Material supplied start

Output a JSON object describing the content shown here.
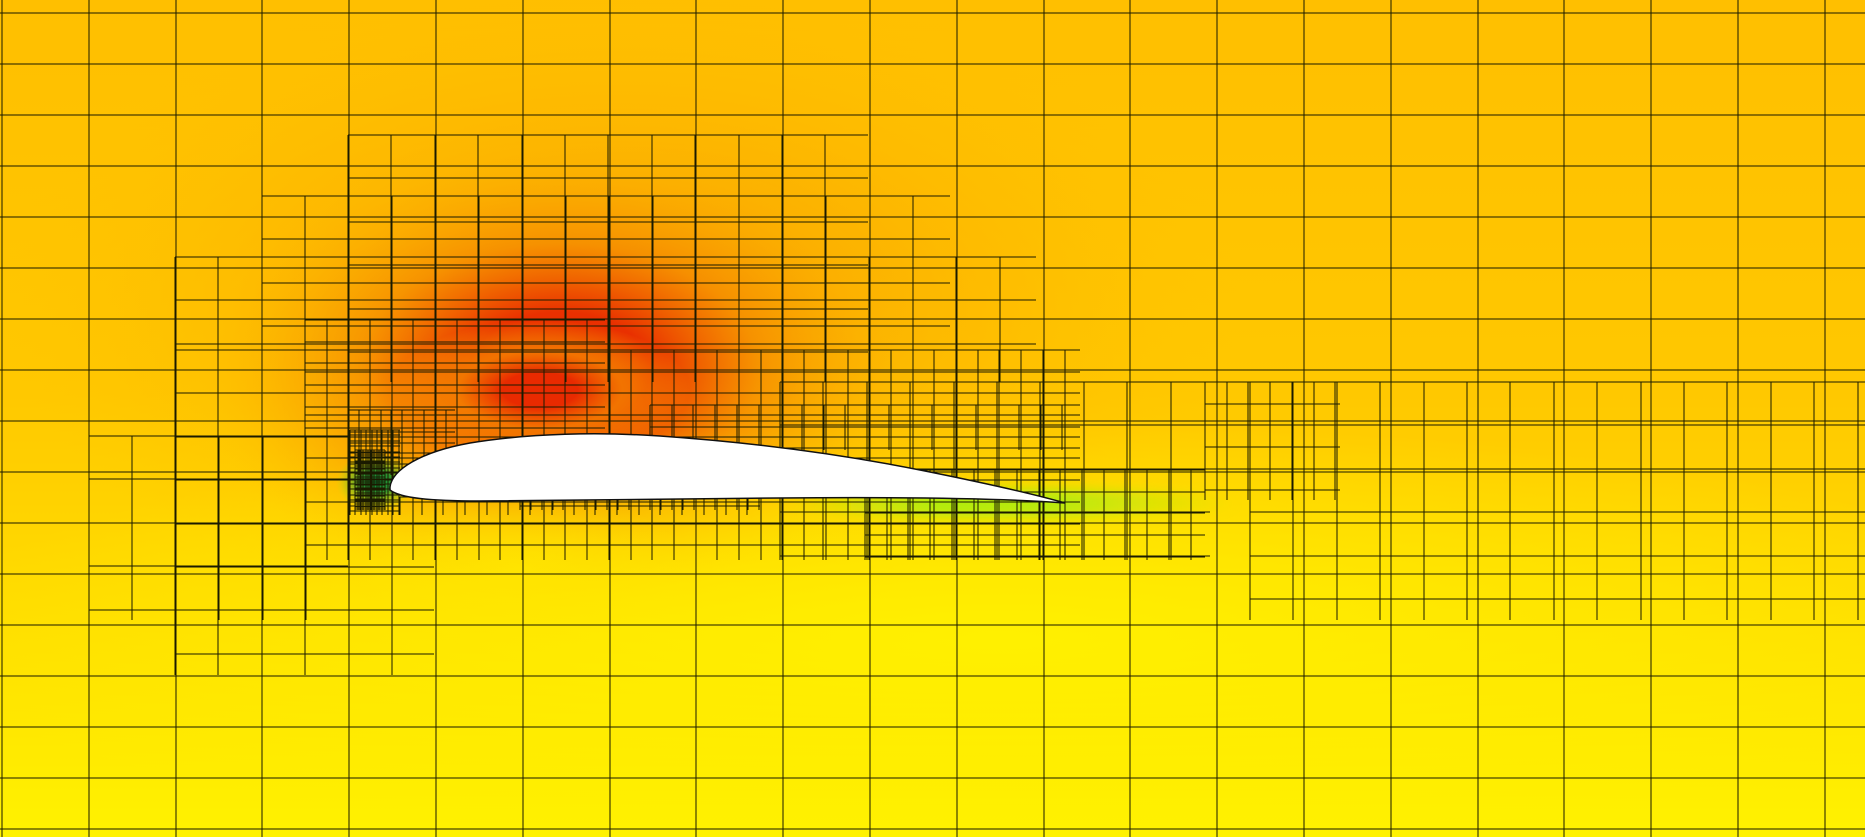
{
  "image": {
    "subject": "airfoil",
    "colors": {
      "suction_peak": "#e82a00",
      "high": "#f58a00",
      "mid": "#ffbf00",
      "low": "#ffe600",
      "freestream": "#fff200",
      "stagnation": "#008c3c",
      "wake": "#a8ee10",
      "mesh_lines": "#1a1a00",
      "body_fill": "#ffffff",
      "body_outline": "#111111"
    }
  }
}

Material supplied end

Task directions => Quote the data exactly, leaving every image out of the copy.

The result =>
Output a JSON object describing the content shown here.
{
  "image": {
    "subject": "airfoil",
    "colors": {
      "suction_peak": "#e82a00",
      "high": "#f58a00",
      "mid": "#ffbf00",
      "low": "#ffe600",
      "freestream": "#fff200",
      "stagnation": "#008c3c",
      "wake": "#a8ee10",
      "mesh_lines": "#1a1a00",
      "body_fill": "#ffffff",
      "body_outline": "#111111"
    }
  }
}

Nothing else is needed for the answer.